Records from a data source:
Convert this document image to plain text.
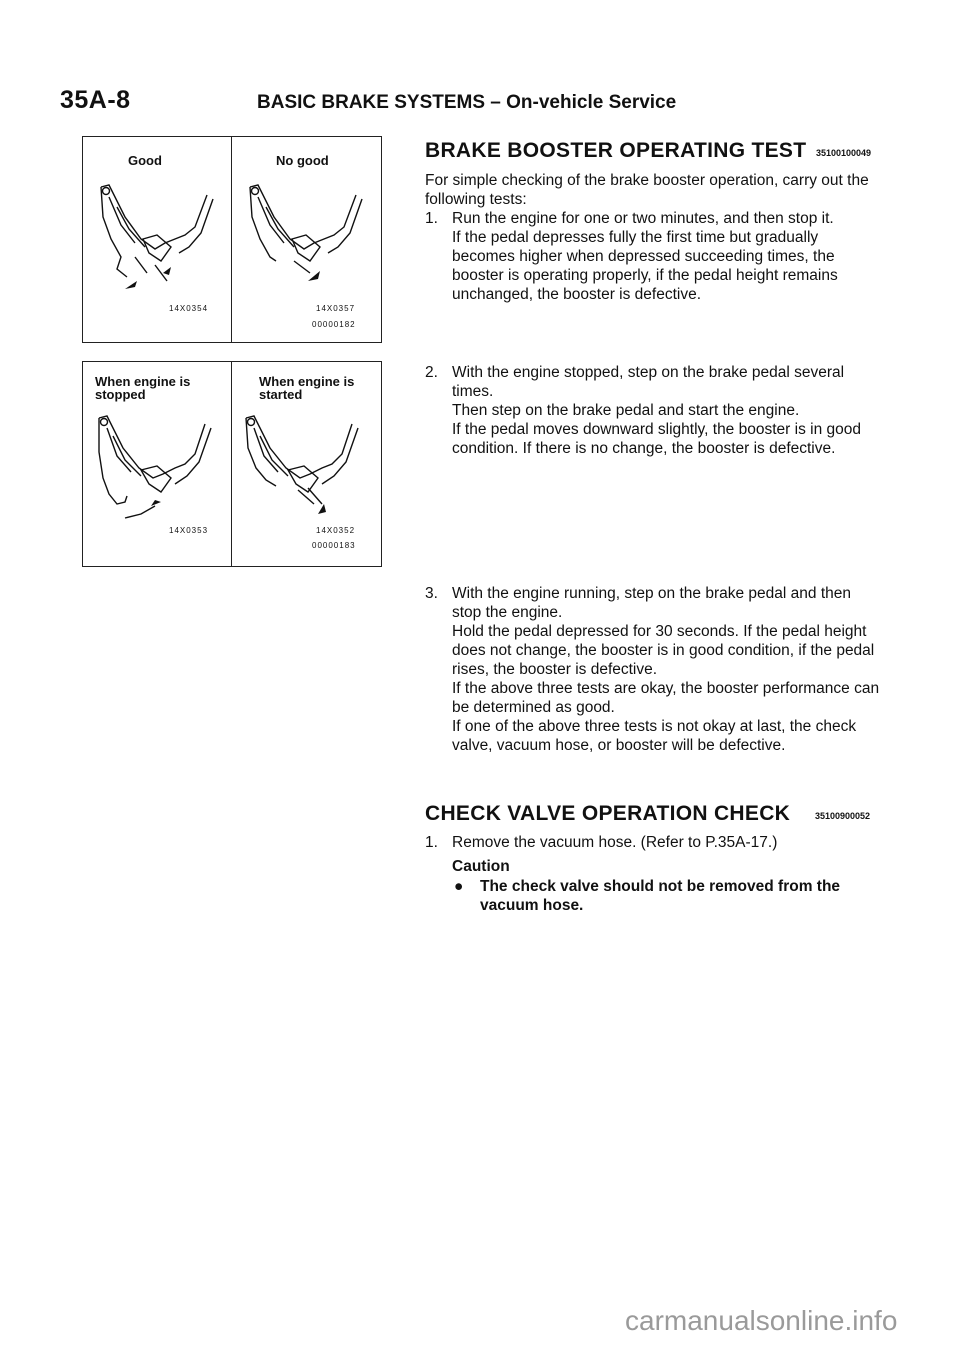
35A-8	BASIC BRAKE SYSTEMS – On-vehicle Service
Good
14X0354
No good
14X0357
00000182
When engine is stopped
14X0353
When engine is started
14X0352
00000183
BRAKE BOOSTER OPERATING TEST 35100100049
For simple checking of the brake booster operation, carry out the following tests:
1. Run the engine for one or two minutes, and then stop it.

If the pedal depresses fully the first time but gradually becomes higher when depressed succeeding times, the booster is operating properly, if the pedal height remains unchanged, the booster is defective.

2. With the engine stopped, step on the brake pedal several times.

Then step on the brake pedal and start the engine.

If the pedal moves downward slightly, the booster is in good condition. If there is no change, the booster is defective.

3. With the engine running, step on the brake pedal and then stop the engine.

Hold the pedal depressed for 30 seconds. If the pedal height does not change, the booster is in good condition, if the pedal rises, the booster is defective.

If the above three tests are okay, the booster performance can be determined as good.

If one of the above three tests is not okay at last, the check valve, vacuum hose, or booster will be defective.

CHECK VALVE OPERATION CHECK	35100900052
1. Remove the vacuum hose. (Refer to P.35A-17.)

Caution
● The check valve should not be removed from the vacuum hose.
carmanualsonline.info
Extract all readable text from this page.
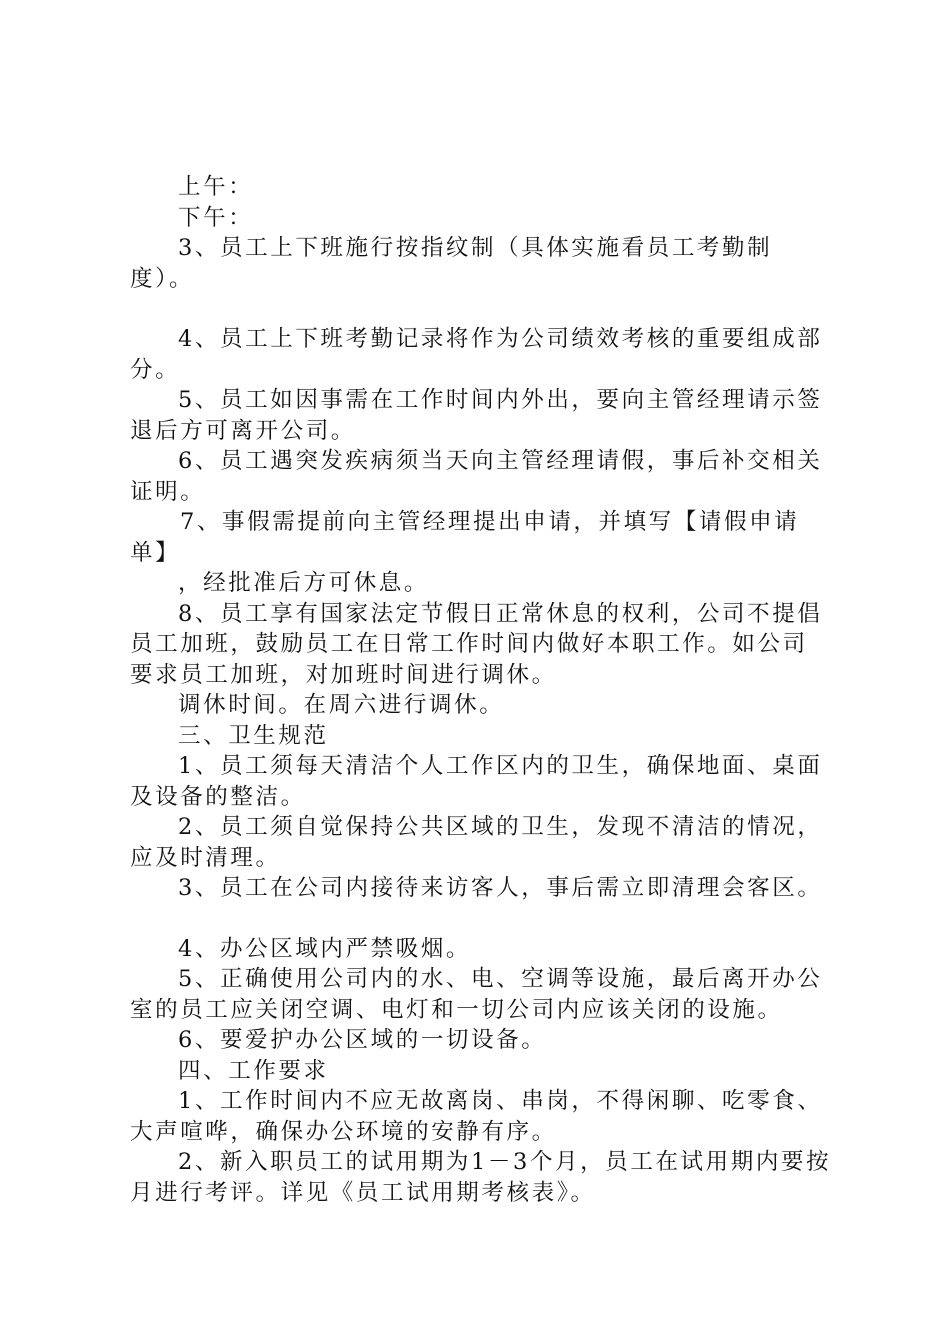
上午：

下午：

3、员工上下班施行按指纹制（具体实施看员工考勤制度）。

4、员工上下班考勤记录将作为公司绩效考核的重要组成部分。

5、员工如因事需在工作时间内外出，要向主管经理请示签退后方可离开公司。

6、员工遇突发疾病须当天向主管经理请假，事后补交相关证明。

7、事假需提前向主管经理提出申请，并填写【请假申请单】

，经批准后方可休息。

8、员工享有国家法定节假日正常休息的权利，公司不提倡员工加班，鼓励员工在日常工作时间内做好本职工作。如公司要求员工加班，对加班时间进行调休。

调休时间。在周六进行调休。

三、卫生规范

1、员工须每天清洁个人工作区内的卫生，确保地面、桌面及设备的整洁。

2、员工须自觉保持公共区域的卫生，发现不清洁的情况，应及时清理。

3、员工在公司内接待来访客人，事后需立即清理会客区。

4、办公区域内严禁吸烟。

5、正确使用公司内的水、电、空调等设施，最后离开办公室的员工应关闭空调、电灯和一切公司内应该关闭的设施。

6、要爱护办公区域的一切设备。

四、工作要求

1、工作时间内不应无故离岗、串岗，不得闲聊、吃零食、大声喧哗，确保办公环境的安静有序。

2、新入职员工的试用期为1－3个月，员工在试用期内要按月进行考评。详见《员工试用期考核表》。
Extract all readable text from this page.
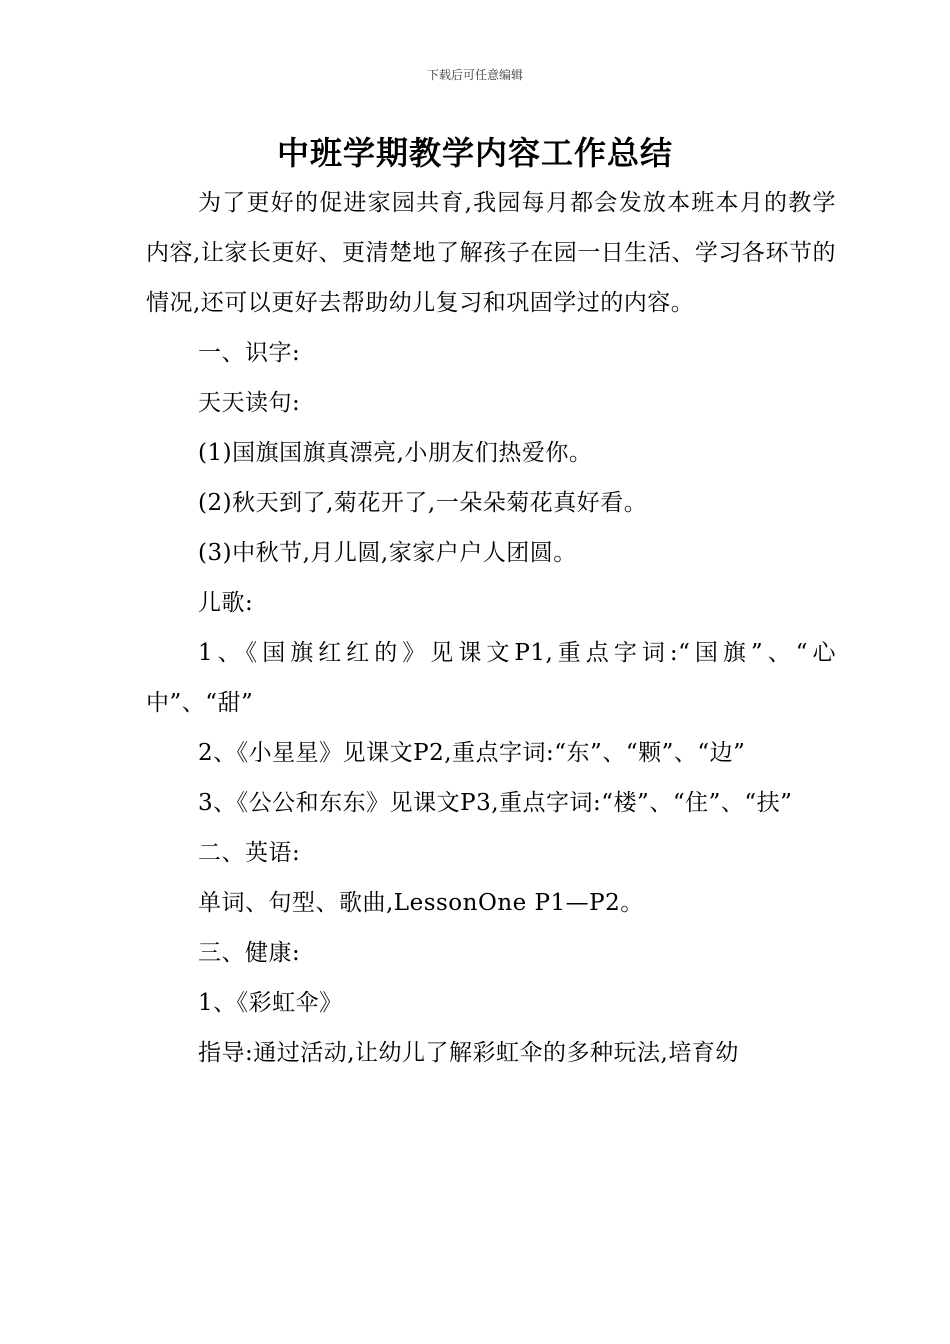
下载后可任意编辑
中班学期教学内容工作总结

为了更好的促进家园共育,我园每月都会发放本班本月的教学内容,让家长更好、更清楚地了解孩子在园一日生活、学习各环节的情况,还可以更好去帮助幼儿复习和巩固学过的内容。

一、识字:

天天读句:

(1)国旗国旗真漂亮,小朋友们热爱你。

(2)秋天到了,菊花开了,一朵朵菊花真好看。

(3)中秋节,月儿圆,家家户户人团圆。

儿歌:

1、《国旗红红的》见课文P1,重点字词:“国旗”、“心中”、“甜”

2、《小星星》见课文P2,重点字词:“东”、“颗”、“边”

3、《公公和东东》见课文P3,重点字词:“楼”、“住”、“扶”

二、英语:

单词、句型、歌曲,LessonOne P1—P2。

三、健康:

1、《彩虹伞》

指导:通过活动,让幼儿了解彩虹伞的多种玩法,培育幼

[DIRECTIONS]
Search the data for "above". Copy every matching line.

[FINAL ANSWER]
If the above three tests are okay, the booster performance can be determined as good.
If one of the above three tests is not okay at last, the check valve, vacuum hose, or booster will be defective.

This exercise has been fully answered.